- YOUR OBJECTIVE
Would you set down every entry shown below, precisely as written?

- DATA SHOWN
· · · · · · ·

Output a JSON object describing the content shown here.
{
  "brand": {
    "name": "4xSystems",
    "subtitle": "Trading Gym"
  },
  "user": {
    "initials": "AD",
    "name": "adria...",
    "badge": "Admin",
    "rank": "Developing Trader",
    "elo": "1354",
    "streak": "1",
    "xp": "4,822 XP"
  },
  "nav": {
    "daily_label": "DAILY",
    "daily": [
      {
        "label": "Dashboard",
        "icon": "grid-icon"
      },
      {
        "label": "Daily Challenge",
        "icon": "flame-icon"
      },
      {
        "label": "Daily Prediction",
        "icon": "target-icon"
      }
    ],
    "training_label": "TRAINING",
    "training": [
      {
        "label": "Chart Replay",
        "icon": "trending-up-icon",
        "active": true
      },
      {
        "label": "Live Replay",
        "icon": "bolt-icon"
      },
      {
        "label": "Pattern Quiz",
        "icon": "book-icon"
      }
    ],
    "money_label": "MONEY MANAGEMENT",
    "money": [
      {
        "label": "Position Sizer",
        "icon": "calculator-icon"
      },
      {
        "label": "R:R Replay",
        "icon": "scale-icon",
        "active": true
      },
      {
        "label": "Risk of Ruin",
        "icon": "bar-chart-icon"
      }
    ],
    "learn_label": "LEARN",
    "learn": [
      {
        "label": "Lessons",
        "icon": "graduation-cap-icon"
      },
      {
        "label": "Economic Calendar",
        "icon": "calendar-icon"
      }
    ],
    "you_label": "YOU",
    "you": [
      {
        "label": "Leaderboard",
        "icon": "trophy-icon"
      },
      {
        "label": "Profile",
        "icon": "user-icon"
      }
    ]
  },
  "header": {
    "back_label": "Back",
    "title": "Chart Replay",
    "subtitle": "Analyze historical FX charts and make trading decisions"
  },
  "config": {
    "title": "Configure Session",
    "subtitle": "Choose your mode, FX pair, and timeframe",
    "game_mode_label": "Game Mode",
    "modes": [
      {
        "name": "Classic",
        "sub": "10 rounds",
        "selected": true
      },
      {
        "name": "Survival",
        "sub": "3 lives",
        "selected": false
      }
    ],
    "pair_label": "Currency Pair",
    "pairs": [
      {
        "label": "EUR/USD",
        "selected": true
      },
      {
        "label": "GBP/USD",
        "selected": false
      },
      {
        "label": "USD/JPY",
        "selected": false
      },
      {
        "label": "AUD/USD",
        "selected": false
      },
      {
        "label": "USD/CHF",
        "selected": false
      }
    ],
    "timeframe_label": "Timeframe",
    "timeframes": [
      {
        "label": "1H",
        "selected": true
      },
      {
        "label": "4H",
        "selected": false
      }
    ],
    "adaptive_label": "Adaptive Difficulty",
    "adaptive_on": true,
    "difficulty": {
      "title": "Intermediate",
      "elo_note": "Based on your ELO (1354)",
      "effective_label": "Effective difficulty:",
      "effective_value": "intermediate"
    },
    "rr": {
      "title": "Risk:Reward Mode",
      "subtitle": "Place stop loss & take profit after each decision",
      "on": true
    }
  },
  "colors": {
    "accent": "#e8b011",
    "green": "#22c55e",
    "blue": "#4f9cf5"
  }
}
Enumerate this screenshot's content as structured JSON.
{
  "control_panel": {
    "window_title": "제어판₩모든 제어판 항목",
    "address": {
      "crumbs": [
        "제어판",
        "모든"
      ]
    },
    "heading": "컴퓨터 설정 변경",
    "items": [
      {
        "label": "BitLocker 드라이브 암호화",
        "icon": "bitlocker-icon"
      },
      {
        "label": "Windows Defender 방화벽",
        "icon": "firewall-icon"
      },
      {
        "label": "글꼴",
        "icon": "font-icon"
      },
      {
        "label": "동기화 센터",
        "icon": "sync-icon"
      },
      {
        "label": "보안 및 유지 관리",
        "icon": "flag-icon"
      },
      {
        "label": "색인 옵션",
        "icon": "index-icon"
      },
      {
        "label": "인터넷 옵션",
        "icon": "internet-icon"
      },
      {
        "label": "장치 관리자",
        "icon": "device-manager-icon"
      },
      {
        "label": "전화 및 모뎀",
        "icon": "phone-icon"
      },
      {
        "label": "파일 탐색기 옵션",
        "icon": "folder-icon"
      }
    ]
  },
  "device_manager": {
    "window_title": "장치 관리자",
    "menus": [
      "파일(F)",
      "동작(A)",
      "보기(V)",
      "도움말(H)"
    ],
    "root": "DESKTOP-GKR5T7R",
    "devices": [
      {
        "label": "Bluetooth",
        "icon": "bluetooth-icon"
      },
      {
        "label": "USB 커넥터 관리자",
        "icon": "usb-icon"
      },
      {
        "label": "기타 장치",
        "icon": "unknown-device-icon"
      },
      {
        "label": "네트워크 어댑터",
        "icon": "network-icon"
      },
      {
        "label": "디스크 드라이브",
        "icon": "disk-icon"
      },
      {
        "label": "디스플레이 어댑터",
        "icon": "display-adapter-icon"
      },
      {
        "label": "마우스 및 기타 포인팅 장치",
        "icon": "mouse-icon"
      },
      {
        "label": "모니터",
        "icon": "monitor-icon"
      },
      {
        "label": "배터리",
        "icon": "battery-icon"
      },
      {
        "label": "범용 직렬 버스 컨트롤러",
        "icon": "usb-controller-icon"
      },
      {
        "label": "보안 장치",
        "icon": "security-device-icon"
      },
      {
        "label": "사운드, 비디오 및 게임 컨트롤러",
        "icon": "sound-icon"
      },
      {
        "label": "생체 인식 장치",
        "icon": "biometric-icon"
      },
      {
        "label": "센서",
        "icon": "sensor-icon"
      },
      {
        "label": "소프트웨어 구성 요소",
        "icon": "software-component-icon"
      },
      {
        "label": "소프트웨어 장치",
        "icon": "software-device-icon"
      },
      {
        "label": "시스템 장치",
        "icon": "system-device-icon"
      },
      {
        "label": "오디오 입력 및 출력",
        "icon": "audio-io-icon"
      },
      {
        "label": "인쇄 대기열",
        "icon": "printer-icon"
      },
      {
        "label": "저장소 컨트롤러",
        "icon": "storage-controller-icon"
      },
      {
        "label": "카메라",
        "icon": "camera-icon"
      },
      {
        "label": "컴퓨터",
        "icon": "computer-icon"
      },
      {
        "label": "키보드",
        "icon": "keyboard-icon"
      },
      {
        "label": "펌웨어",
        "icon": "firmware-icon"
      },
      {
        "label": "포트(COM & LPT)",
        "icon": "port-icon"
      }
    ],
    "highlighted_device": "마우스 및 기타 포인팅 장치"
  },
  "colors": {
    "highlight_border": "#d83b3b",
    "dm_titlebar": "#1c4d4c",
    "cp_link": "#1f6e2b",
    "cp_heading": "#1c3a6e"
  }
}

· · · · · · ·

- ANSWER TO THIS PROBLEM
Output a JSON object describing the content shown here.
{
  "brand": {
    "name": "4xSystems",
    "subtitle": "Trading Gym"
  },
  "user": {
    "initials": "AD",
    "name": "adria...",
    "badge": "Admin",
    "rank": "Developing Trader",
    "elo": "1354",
    "streak": "1",
    "xp": "4,822 XP"
  },
  "nav": {
    "daily_label": "DAILY",
    "daily": [
      {
        "label": "Dashboard",
        "icon": "grid-icon"
      },
      {
        "label": "Daily Challenge",
        "icon": "flame-icon"
      },
      {
        "label": "Daily Prediction",
        "icon": "target-icon"
      }
    ],
    "training_label": "TRAINING",
    "training": [
      {
        "label": "Chart Replay",
        "icon": "trending-up-icon",
        "active": true
      },
      {
        "label": "Live Replay",
        "icon": "bolt-icon"
      },
      {
        "label": "Pattern Quiz",
        "icon": "book-icon"
      }
    ],
    "money_label": "MONEY MANAGEMENT",
    "money": [
      {
        "label": "Position Sizer",
        "icon": "calculator-icon"
      },
      {
        "label": "R:R Replay",
        "icon": "scale-icon",
        "active": true
      },
      {
        "label": "Risk of Ruin",
        "icon": "bar-chart-icon"
      }
    ],
    "learn_label": "LEARN",
    "learn": [
      {
        "label": "Lessons",
        "icon": "graduation-cap-icon"
      },
      {
        "label": "Economic Calendar",
        "icon": "calendar-icon"
      }
    ],
    "you_label": "YOU",
    "you": [
      {
        "label": "Leaderboard",
        "icon": "trophy-icon"
      },
      {
        "label": "Profile",
        "icon": "user-icon"
      }
    ]
  },
  "header": {
    "back_label": "Back",
    "title": "Chart Replay",
    "subtitle": "Analyze historical FX charts and make trading decisions"
  },
  "config": {
    "title": "Configure Session",
    "subtitle": "Choose your mode, FX pair, and timeframe",
    "game_mode_label": "Game Mode",
    "modes": [
      {
        "name": "Classic",
        "sub": "10 rounds",
        "selected": true
      },
      {
        "name": "Survival",
        "sub": "3 lives",
        "selected": false
      }
    ],
    "pair_label": "Currency Pair",
    "pairs": [
      {
        "label": "EUR/USD",
        "selected": true
      },
      {
        "label": "GBP/USD",
        "selected": false
      },
      {
        "label": "USD/JPY",
        "selected": false
      },
      {
        "label": "AUD/USD",
        "selected": false
      },
      {
        "label": "USD/CHF",
        "selected": false
      }
    ],
    "timeframe_label": "Timeframe",
    "timeframes": [
      {
        "label": "1H",
        "selected": true
      },
      {
        "label": "4H",
        "selected": false
      }
    ],
    "adaptive_label": "Adaptive Difficulty",
    "adaptive_on": true,
    "difficulty": {
      "title": "Intermediate",
      "elo_note": "Based on your ELO (1354)",
      "effective_label": "Effective difficulty:",
      "effective_value": "intermediate"
    },
    "rr": {
      "title": "Risk:Reward Mode",
      "subtitle": "Place stop loss & take profit after each decision",
      "on": true
    }
  },
  "colors": {
    "accent": "#e8b011",
    "green": "#22c55e",
    "blue": "#4f9cf5"
  }
}
Enumerate this screenshot's content as structured JSON.
{
  "control_panel": {
    "window_title": "제어판₩모든 제어판 항목",
    "address": {
      "crumbs": [
        "제어판",
        "모든"
      ]
    },
    "heading": "컴퓨터 설정 변경",
    "items": [
      {
        "label": "BitLocker 드라이브 암호화",
        "icon": "bitlocker-icon"
      },
      {
        "label": "Windows Defender 방화벽",
        "icon": "firewall-icon"
      },
      {
        "label": "글꼴",
        "icon": "font-icon"
      },
      {
        "label": "동기화 센터",
        "icon": "sync-icon"
      },
      {
        "label": "보안 및 유지 관리",
        "icon": "flag-icon"
      },
      {
        "label": "색인 옵션",
        "icon": "index-icon"
      },
      {
        "label": "인터넷 옵션",
        "icon": "internet-icon"
      },
      {
        "label": "장치 관리자",
        "icon": "device-manager-icon"
      },
      {
        "label": "전화 및 모뎀",
        "icon": "phone-icon"
      },
      {
        "label": "파일 탐색기 옵션",
        "icon": "folder-icon"
      }
    ]
  },
  "device_manager": {
    "window_title": "장치 관리자",
    "menus": [
      "파일(F)",
      "동작(A)",
      "보기(V)",
      "도움말(H)"
    ],
    "root": "DESKTOP-GKR5T7R",
    "devices": [
      {
        "label": "Bluetooth",
        "icon": "bluetooth-icon"
      },
      {
        "label": "USB 커넥터 관리자",
        "icon": "usb-icon"
      },
      {
        "label": "기타 장치",
        "icon": "unknown-device-icon"
      },
      {
        "label": "네트워크 어댑터",
        "icon": "network-icon"
      },
      {
        "label": "디스크 드라이브",
        "icon": "disk-icon"
      },
      {
        "label": "디스플레이 어댑터",
        "icon": "display-adapter-icon"
      },
      {
        "label": "마우스 및 기타 포인팅 장치",
        "icon": "mouse-icon"
      },
      {
        "label": "모니터",
        "icon": "monitor-icon"
      },
      {
        "label": "배터리",
        "icon": "battery-icon"
      },
      {
        "label": "범용 직렬 버스 컨트롤러",
        "icon": "usb-controller-icon"
      },
      {
        "label": "보안 장치",
        "icon": "security-device-icon"
      },
      {
        "label": "사운드, 비디오 및 게임 컨트롤러",
        "icon": "sound-icon"
      },
      {
        "label": "생체 인식 장치",
        "icon": "biometric-icon"
      },
      {
        "label": "센서",
        "icon": "sensor-icon"
      },
      {
        "label": "소프트웨어 구성 요소",
        "icon": "software-component-icon"
      },
      {
        "label": "소프트웨어 장치",
        "icon": "software-device-icon"
      },
      {
        "label": "시스템 장치",
        "icon": "system-device-icon"
      },
      {
        "label": "오디오 입력 및 출력",
        "icon": "audio-io-icon"
      },
      {
        "label": "인쇄 대기열",
        "icon": "printer-icon"
      },
      {
        "label": "저장소 컨트롤러",
        "icon": "storage-controller-icon"
      },
      {
        "label": "카메라",
        "icon": "camera-icon"
      },
      {
        "label": "컴퓨터",
        "icon": "computer-icon"
      },
      {
        "label": "키보드",
        "icon": "keyboard-icon"
      },
      {
        "label": "펌웨어",
        "icon": "firmware-icon"
      },
      {
        "label": "포트(COM & LPT)",
        "icon": "port-icon"
      }
    ],
    "highlighted_device": "마우스 및 기타 포인팅 장치"
  },
  "colors": {
    "highlight_border": "#d83b3b",
    "dm_titlebar": "#1c4d4c",
    "cp_link": "#1f6e2b",
    "cp_heading": "#1c3a6e"
  }
}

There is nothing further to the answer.